Dataset entries
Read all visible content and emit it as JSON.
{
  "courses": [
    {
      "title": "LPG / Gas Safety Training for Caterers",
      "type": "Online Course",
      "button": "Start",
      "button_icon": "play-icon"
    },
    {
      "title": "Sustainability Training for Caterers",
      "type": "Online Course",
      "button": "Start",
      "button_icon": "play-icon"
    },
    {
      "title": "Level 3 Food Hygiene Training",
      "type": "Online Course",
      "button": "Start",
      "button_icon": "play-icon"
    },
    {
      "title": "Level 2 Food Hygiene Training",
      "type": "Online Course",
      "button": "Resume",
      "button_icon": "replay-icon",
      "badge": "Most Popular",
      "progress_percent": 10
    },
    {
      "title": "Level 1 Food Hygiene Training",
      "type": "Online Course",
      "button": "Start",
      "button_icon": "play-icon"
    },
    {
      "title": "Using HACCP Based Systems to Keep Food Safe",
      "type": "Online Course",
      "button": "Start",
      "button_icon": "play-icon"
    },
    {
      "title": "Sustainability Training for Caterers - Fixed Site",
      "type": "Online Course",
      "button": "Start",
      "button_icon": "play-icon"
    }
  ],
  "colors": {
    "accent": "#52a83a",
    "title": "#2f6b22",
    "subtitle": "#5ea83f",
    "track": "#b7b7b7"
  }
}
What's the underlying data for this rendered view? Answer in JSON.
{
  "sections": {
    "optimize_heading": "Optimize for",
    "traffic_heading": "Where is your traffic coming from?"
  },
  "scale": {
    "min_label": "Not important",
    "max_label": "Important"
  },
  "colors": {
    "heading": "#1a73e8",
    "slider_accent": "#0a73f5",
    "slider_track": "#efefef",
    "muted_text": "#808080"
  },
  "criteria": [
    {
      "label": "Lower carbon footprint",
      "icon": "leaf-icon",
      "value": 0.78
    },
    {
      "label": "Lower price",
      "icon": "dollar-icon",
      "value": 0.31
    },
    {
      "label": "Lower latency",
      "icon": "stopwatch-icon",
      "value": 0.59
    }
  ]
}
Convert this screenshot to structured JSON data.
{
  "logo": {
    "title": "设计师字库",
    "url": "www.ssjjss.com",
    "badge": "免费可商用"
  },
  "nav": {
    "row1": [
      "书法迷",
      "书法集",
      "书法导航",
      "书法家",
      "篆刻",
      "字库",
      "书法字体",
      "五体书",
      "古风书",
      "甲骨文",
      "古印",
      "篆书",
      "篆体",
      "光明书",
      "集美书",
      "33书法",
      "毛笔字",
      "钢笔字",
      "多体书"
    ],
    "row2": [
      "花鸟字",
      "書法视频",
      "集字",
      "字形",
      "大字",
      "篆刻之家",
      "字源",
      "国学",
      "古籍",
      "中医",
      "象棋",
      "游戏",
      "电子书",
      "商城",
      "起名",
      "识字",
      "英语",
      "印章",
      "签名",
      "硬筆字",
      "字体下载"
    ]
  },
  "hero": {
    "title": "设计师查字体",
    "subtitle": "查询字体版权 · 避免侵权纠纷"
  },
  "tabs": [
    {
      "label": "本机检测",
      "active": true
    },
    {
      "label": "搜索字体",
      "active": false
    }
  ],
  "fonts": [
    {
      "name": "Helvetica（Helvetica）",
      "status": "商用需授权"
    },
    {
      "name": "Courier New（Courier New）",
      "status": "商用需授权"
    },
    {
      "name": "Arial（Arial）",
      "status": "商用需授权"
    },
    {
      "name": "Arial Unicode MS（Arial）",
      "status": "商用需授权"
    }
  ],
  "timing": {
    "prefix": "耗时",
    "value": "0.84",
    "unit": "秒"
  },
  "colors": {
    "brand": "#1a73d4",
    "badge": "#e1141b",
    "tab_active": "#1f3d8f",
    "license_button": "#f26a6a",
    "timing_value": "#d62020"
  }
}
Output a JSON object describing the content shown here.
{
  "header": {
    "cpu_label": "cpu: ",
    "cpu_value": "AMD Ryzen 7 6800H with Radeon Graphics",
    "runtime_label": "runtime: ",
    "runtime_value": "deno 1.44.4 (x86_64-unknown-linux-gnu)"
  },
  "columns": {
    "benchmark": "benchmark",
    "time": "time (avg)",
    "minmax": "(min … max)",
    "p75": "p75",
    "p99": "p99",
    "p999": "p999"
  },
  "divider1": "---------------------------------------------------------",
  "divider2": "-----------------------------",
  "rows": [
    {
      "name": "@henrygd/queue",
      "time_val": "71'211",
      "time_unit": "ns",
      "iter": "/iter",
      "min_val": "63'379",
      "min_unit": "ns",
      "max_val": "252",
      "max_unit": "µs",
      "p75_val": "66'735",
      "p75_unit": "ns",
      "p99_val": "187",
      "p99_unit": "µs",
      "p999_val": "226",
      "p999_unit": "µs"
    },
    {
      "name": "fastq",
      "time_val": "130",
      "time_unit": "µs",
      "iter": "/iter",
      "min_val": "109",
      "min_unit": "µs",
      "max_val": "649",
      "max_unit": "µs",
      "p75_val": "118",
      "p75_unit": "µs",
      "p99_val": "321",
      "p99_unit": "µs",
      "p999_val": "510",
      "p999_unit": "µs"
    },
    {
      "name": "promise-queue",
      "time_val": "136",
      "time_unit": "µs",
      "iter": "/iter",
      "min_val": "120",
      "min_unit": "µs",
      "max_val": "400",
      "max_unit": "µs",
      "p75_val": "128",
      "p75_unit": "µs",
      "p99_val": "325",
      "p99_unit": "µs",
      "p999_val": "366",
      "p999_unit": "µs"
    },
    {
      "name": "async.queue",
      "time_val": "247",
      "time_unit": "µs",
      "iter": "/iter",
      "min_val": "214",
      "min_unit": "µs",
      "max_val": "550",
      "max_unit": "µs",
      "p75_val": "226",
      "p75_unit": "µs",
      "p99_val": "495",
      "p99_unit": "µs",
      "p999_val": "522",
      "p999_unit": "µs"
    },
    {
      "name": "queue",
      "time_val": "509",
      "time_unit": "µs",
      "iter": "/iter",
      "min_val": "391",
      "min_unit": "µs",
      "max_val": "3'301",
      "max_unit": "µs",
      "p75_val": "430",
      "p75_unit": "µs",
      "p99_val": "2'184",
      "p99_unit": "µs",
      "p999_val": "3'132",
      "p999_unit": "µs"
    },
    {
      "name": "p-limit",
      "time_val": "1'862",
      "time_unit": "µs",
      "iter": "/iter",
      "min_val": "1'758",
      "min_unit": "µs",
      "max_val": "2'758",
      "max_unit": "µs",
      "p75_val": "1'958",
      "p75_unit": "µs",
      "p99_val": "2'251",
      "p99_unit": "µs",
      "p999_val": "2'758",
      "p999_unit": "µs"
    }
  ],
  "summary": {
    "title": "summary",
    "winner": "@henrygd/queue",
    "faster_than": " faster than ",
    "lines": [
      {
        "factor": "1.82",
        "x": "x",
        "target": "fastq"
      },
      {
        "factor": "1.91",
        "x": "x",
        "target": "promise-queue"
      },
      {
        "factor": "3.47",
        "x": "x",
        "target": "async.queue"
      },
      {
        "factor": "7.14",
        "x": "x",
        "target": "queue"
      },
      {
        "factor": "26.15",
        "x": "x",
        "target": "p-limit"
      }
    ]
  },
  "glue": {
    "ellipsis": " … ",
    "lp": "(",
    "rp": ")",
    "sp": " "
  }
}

Task goal
Repeat the data verbatim.

Result of the exercise
Read all visible content and emit it as JSON.
{
  "courses": [
    {
      "title": "LPG / Gas Safety Training for Caterers",
      "type": "Online Course",
      "button": "Start",
      "button_icon": "play-icon"
    },
    {
      "title": "Sustainability Training for Caterers",
      "type": "Online Course",
      "button": "Start",
      "button_icon": "play-icon"
    },
    {
      "title": "Level 3 Food Hygiene Training",
      "type": "Online Course",
      "button": "Start",
      "button_icon": "play-icon"
    },
    {
      "title": "Level 2 Food Hygiene Training",
      "type": "Online Course",
      "button": "Resume",
      "button_icon": "replay-icon",
      "badge": "Most Popular",
      "progress_percent": 10
    },
    {
      "title": "Level 1 Food Hygiene Training",
      "type": "Online Course",
      "button": "Start",
      "button_icon": "play-icon"
    },
    {
      "title": "Using HACCP Based Systems to Keep Food Safe",
      "type": "Online Course",
      "button": "Start",
      "button_icon": "play-icon"
    },
    {
      "title": "Sustainability Training for Caterers - Fixed Site",
      "type": "Online Course",
      "button": "Start",
      "button_icon": "play-icon"
    }
  ],
  "colors": {
    "accent": "#52a83a",
    "title": "#2f6b22",
    "subtitle": "#5ea83f",
    "track": "#b7b7b7"
  }
}
What's the underlying data for this rendered view? Answer in JSON.
{
  "sections": {
    "optimize_heading": "Optimize for",
    "traffic_heading": "Where is your traffic coming from?"
  },
  "scale": {
    "min_label": "Not important",
    "max_label": "Important"
  },
  "colors": {
    "heading": "#1a73e8",
    "slider_accent": "#0a73f5",
    "slider_track": "#efefef",
    "muted_text": "#808080"
  },
  "criteria": [
    {
      "label": "Lower carbon footprint",
      "icon": "leaf-icon",
      "value": 0.78
    },
    {
      "label": "Lower price",
      "icon": "dollar-icon",
      "value": 0.31
    },
    {
      "label": "Lower latency",
      "icon": "stopwatch-icon",
      "value": 0.59
    }
  ]
}
Convert this screenshot to structured JSON data.
{
  "logo": {
    "title": "设计师字库",
    "url": "www.ssjjss.com",
    "badge": "免费可商用"
  },
  "nav": {
    "row1": [
      "书法迷",
      "书法集",
      "书法导航",
      "书法家",
      "篆刻",
      "字库",
      "书法字体",
      "五体书",
      "古风书",
      "甲骨文",
      "古印",
      "篆书",
      "篆体",
      "光明书",
      "集美书",
      "33书法",
      "毛笔字",
      "钢笔字",
      "多体书"
    ],
    "row2": [
      "花鸟字",
      "書法视频",
      "集字",
      "字形",
      "大字",
      "篆刻之家",
      "字源",
      "国学",
      "古籍",
      "中医",
      "象棋",
      "游戏",
      "电子书",
      "商城",
      "起名",
      "识字",
      "英语",
      "印章",
      "签名",
      "硬筆字",
      "字体下载"
    ]
  },
  "hero": {
    "title": "设计师查字体",
    "subtitle": "查询字体版权 · 避免侵权纠纷"
  },
  "tabs": [
    {
      "label": "本机检测",
      "active": true
    },
    {
      "label": "搜索字体",
      "active": false
    }
  ],
  "fonts": [
    {
      "name": "Helvetica（Helvetica）",
      "status": "商用需授权"
    },
    {
      "name": "Courier New（Courier New）",
      "status": "商用需授权"
    },
    {
      "name": "Arial（Arial）",
      "status": "商用需授权"
    },
    {
      "name": "Arial Unicode MS（Arial）",
      "status": "商用需授权"
    }
  ],
  "timing": {
    "prefix": "耗时",
    "value": "0.84",
    "unit": "秒"
  },
  "colors": {
    "brand": "#1a73d4",
    "badge": "#e1141b",
    "tab_active": "#1f3d8f",
    "license_button": "#f26a6a",
    "timing_value": "#d62020"
  }
}
Output a JSON object describing the content shown here.
{
  "header": {
    "cpu_label": "cpu: ",
    "cpu_value": "AMD Ryzen 7 6800H with Radeon Graphics",
    "runtime_label": "runtime: ",
    "runtime_value": "deno 1.44.4 (x86_64-unknown-linux-gnu)"
  },
  "columns": {
    "benchmark": "benchmark",
    "time": "time (avg)",
    "minmax": "(min … max)",
    "p75": "p75",
    "p99": "p99",
    "p999": "p999"
  },
  "divider1": "---------------------------------------------------------",
  "divider2": "-----------------------------",
  "rows": [
    {
      "name": "@henrygd/queue",
      "time_val": "71'211",
      "time_unit": "ns",
      "iter": "/iter",
      "min_val": "63'379",
      "min_unit": "ns",
      "max_val": "252",
      "max_unit": "µs",
      "p75_val": "66'735",
      "p75_unit": "ns",
      "p99_val": "187",
      "p99_unit": "µs",
      "p999_val": "226",
      "p999_unit": "µs"
    },
    {
      "name": "fastq",
      "time_val": "130",
      "time_unit": "µs",
      "iter": "/iter",
      "min_val": "109",
      "min_unit": "µs",
      "max_val": "649",
      "max_unit": "µs",
      "p75_val": "118",
      "p75_unit": "µs",
      "p99_val": "321",
      "p99_unit": "µs",
      "p999_val": "510",
      "p999_unit": "µs"
    },
    {
      "name": "promise-queue",
      "time_val": "136",
      "time_unit": "µs",
      "iter": "/iter",
      "min_val": "120",
      "min_unit": "µs",
      "max_val": "400",
      "max_unit": "µs",
      "p75_val": "128",
      "p75_unit": "µs",
      "p99_val": "325",
      "p99_unit": "µs",
      "p999_val": "366",
      "p999_unit": "µs"
    },
    {
      "name": "async.queue",
      "time_val": "247",
      "time_unit": "µs",
      "iter": "/iter",
      "min_val": "214",
      "min_unit": "µs",
      "max_val": "550",
      "max_unit": "µs",
      "p75_val": "226",
      "p75_unit": "µs",
      "p99_val": "495",
      "p99_unit": "µs",
      "p999_val": "522",
      "p999_unit": "µs"
    },
    {
      "name": "queue",
      "time_val": "509",
      "time_unit": "µs",
      "iter": "/iter",
      "min_val": "391",
      "min_unit": "µs",
      "max_val": "3'301",
      "max_unit": "µs",
      "p75_val": "430",
      "p75_unit": "µs",
      "p99_val": "2'184",
      "p99_unit": "µs",
      "p999_val": "3'132",
      "p999_unit": "µs"
    },
    {
      "name": "p-limit",
      "time_val": "1'862",
      "time_unit": "µs",
      "iter": "/iter",
      "min_val": "1'758",
      "min_unit": "µs",
      "max_val": "2'758",
      "max_unit": "µs",
      "p75_val": "1'958",
      "p75_unit": "µs",
      "p99_val": "2'251",
      "p99_unit": "µs",
      "p999_val": "2'758",
      "p999_unit": "µs"
    }
  ],
  "summary": {
    "title": "summary",
    "winner": "@henrygd/queue",
    "faster_than": " faster than ",
    "lines": [
      {
        "factor": "1.82",
        "x": "x",
        "target": "fastq"
      },
      {
        "factor": "1.91",
        "x": "x",
        "target": "promise-queue"
      },
      {
        "factor": "3.47",
        "x": "x",
        "target": "async.queue"
      },
      {
        "factor": "7.14",
        "x": "x",
        "target": "queue"
      },
      {
        "factor": "26.15",
        "x": "x",
        "target": "p-limit"
      }
    ]
  },
  "glue": {
    "ellipsis": " … ",
    "lp": "(",
    "rp": ")",
    "sp": " "
  }
}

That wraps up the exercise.